-- start of Entries supplied --

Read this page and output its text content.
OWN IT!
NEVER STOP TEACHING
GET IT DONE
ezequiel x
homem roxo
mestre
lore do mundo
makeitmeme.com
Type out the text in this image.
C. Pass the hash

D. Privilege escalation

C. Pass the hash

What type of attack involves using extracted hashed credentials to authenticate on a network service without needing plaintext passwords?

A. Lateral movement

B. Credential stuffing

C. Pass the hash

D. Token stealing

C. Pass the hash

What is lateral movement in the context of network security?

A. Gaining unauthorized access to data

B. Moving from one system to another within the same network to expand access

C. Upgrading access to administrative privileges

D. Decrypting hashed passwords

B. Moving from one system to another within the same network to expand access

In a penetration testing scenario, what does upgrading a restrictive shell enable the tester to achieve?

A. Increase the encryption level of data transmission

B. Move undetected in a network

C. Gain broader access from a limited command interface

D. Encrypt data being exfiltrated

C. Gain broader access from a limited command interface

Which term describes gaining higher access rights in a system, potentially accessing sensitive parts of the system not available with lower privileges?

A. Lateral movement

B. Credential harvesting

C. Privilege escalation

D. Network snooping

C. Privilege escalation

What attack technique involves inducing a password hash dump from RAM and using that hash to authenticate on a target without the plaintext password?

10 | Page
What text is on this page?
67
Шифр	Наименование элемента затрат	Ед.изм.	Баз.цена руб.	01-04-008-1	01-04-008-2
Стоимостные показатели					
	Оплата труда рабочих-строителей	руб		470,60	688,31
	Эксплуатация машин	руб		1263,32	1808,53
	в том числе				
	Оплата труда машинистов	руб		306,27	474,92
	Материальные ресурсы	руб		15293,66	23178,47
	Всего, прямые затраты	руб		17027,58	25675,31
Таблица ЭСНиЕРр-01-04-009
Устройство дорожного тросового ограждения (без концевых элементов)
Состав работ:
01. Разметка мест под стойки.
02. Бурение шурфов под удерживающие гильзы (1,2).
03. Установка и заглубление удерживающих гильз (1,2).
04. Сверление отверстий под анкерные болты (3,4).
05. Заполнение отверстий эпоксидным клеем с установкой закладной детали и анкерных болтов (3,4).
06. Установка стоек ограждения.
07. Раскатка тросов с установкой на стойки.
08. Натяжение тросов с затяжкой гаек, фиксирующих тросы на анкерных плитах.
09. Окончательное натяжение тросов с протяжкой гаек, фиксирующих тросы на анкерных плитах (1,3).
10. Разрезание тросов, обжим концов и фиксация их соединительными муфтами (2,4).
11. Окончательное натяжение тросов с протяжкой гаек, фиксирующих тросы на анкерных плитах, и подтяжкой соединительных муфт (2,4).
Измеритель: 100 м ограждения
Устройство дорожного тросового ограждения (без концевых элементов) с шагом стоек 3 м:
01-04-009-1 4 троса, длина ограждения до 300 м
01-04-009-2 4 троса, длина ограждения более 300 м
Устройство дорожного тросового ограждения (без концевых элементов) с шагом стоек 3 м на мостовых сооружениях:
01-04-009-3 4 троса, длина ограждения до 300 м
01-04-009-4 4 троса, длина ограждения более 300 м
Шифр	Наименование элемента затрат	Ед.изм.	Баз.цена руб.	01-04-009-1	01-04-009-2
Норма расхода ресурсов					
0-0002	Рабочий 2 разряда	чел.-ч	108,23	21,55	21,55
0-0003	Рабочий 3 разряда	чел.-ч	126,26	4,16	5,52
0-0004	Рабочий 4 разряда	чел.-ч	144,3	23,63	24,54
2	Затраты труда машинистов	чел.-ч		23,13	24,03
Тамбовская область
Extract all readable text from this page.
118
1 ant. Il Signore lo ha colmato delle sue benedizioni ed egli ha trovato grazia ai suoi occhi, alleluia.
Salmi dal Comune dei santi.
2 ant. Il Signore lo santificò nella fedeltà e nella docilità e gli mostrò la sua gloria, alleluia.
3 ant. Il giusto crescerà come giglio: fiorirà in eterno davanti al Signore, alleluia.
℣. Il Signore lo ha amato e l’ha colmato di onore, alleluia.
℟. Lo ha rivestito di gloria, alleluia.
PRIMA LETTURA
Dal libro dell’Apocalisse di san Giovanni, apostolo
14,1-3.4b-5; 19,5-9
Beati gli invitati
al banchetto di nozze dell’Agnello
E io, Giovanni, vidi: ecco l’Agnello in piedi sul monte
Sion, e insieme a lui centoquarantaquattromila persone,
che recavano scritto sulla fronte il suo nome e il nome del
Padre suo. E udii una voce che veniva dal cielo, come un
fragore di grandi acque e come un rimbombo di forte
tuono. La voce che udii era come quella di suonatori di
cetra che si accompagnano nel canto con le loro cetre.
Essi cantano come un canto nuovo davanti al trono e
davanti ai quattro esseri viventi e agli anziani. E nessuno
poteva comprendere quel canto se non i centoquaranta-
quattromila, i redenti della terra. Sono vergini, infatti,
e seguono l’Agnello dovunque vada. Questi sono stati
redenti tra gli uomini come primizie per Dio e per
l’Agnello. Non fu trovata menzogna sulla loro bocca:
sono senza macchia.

-- end of Entries supplied --

* Exercise brief: Print every record above exactly as written.

* Answer to the problem:
Read this page and output its text content.
OWN IT!
NEVER STOP TEACHING
GET IT DONE
ezequiel x
homem roxo
mestre
lore do mundo
makeitmeme.com
Type out the text in this image.
C. Pass the hash

D. Privilege escalation

C. Pass the hash

What type of attack involves using extracted hashed credentials to authenticate on a network service without needing plaintext passwords?

A. Lateral movement

B. Credential stuffing

C. Pass the hash

D. Token stealing

C. Pass the hash

What is lateral movement in the context of network security?

A. Gaining unauthorized access to data

B. Moving from one system to another within the same network to expand access

C. Upgrading access to administrative privileges

D. Decrypting hashed passwords

B. Moving from one system to another within the same network to expand access

In a penetration testing scenario, what does upgrading a restrictive shell enable the tester to achieve?

A. Increase the encryption level of data transmission

B. Move undetected in a network

C. Gain broader access from a limited command interface

D. Encrypt data being exfiltrated

C. Gain broader access from a limited command interface

Which term describes gaining higher access rights in a system, potentially accessing sensitive parts of the system not available with lower privileges?

A. Lateral movement

B. Credential harvesting

C. Privilege escalation

D. Network snooping

C. Privilege escalation

What attack technique involves inducing a password hash dump from RAM and using that hash to authenticate on a target without the plaintext password?

10 | Page
What text is on this page?
67
Шифр	Наименование элемента затрат	Ед.изм.	Баз.цена руб.	01-04-008-1	01-04-008-2
Стоимостные показатели					
	Оплата труда рабочих-строителей	руб		470,60	688,31
	Эксплуатация машин	руб		1263,32	1808,53
	в том числе				
	Оплата труда машинистов	руб		306,27	474,92
	Материальные ресурсы	руб		15293,66	23178,47
	Всего, прямые затраты	руб		17027,58	25675,31
Таблица ЭСНиЕРр-01-04-009
Устройство дорожного тросового ограждения (без концевых элементов)
Состав работ:
01. Разметка мест под стойки.
02. Бурение шурфов под удерживающие гильзы (1,2).
03. Установка и заглубление удерживающих гильз (1,2).
04. Сверление отверстий под анкерные болты (3,4).
05. Заполнение отверстий эпоксидным клеем с установкой закладной детали и анкерных болтов (3,4).
06. Установка стоек ограждения.
07. Раскатка тросов с установкой на стойки.
08. Натяжение тросов с затяжкой гаек, фиксирующих тросы на анкерных плитах.
09. Окончательное натяжение тросов с протяжкой гаек, фиксирующих тросы на анкерных плитах (1,3).
10. Разрезание тросов, обжим концов и фиксация их соединительными муфтами (2,4).
11. Окончательное натяжение тросов с протяжкой гаек, фиксирующих тросы на анкерных плитах, и подтяжкой соединительных муфт (2,4).
Измеритель: 100 м ограждения
Устройство дорожного тросового ограждения (без концевых элементов) с шагом стоек 3 м:
01-04-009-1 4 троса, длина ограждения до 300 м
01-04-009-2 4 троса, длина ограждения более 300 м
Устройство дорожного тросового ограждения (без концевых элементов) с шагом стоек 3 м на мостовых сооружениях:
01-04-009-3 4 троса, длина ограждения до 300 м
01-04-009-4 4 троса, длина ограждения более 300 м
Шифр	Наименование элемента затрат	Ед.изм.	Баз.цена руб.	01-04-009-1	01-04-009-2
Норма расхода ресурсов					
0-0002	Рабочий 2 разряда	чел.-ч	108,23	21,55	21,55
0-0003	Рабочий 3 разряда	чел.-ч	126,26	4,16	5,52
0-0004	Рабочий 4 разряда	чел.-ч	144,3	23,63	24,54
2	Затраты труда машинистов	чел.-ч		23,13	24,03
Тамбовская область
Extract all readable text from this page.
118
1 ant. Il Signore lo ha colmato delle sue benedizioni ed egli ha trovato grazia ai suoi occhi, alleluia.
Salmi dal Comune dei santi.
2 ant. Il Signore lo santificò nella fedeltà e nella docilità e gli mostrò la sua gloria, alleluia.
3 ant. Il giusto crescerà come giglio: fiorirà in eterno davanti al Signore, alleluia.
℣. Il Signore lo ha amato e l’ha colmato di onore, alleluia.
℟. Lo ha rivestito di gloria, alleluia.
PRIMA LETTURA
Dal libro dell’Apocalisse di san Giovanni, apostolo
14,1-3.4b-5; 19,5-9
Beati gli invitati
al banchetto di nozze dell’Agnello
E io, Giovanni, vidi: ecco l’Agnello in piedi sul monte
Sion, e insieme a lui centoquarantaquattromila persone,
che recavano scritto sulla fronte il suo nome e il nome del
Padre suo. E udii una voce che veniva dal cielo, come un
fragore di grandi acque e come un rimbombo di forte
tuono. La voce che udii era come quella di suonatori di
cetra che si accompagnano nel canto con le loro cetre.
Essi cantano come un canto nuovo davanti al trono e
davanti ai quattro esseri viventi e agli anziani. E nessuno
poteva comprendere quel canto se non i centoquaranta-
quattromila, i redenti della terra. Sono vergini, infatti,
e seguono l’Agnello dovunque vada. Questi sono stati
redenti tra gli uomini come primizie per Dio e per
l’Agnello. Non fu trovata menzogna sulla loro bocca:
sono senza macchia.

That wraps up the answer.